Records shown ->
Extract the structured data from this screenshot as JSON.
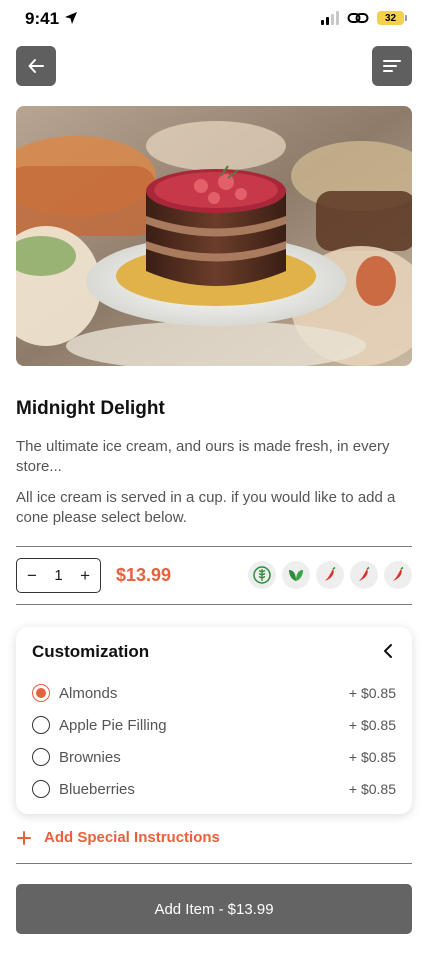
{
  "status_bar": {
    "time": "9:41",
    "battery": "32"
  },
  "product": {
    "name": "Midnight Delight",
    "description": "The ultimate ice cream, and ours is made fresh, in every store...",
    "note": "All ice cream is served in a cup. if you would like to add a cone please select below.",
    "quantity": "1",
    "price": "$13.99"
  },
  "icons": {
    "back": "arrow-left-icon",
    "menu": "menu-lines-icon",
    "tags": [
      "gluten-free-icon",
      "vegan-leaf-icon",
      "chili-pepper-icon",
      "chili-pepper-icon",
      "chili-pepper-icon"
    ]
  },
  "customization": {
    "title": "Customization",
    "options": [
      {
        "name": "Almonds",
        "price": "+ $0.85",
        "selected": true
      },
      {
        "name": "Apple Pie Filling",
        "price": "+ $0.85",
        "selected": false
      },
      {
        "name": "Brownies",
        "price": "+ $0.85",
        "selected": false
      },
      {
        "name": "Blueberries",
        "price": "+ $0.85",
        "selected": false
      }
    ]
  },
  "special_instructions": {
    "label": "Add Special Instructions"
  },
  "add_button": {
    "label": "Add Item -",
    "price": "$13.99"
  },
  "colors": {
    "accent": "#e8613f",
    "button": "#646464",
    "nav_button": "#5f5f5f"
  }
}
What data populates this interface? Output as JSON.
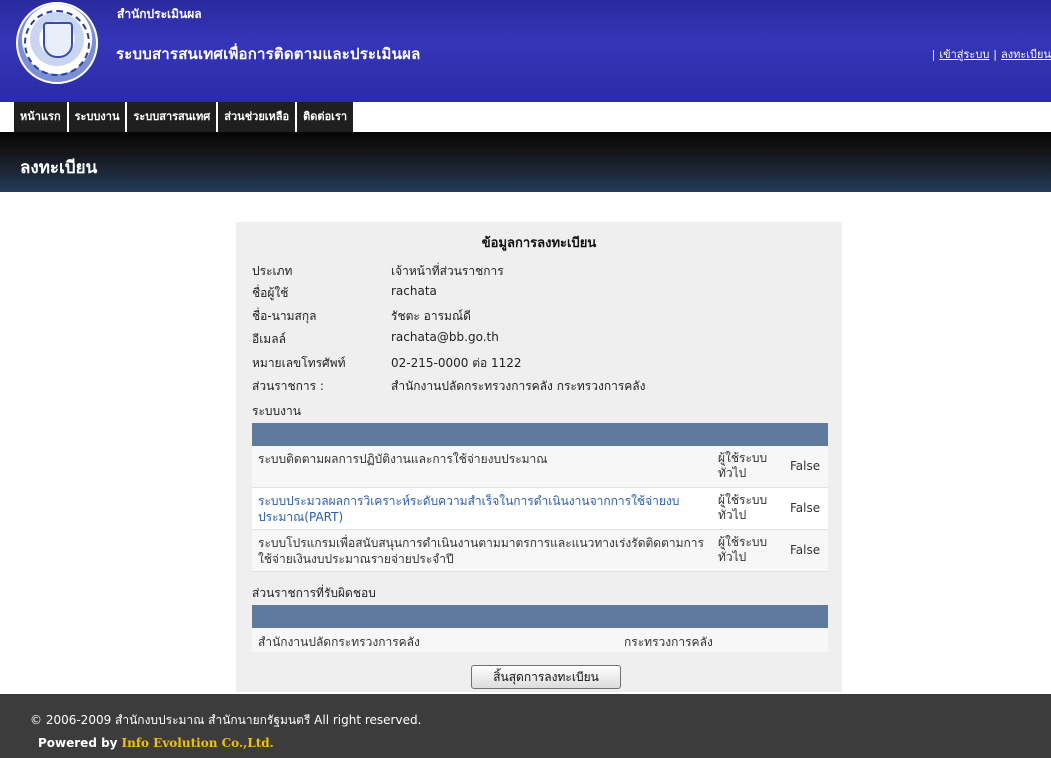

Stated exercise -> Gather each line of the listing that holds the string "data".

Output for this exercise ->
Extract the structured data from this screenshot as JSON.
What data populates this interface? Output as JSON.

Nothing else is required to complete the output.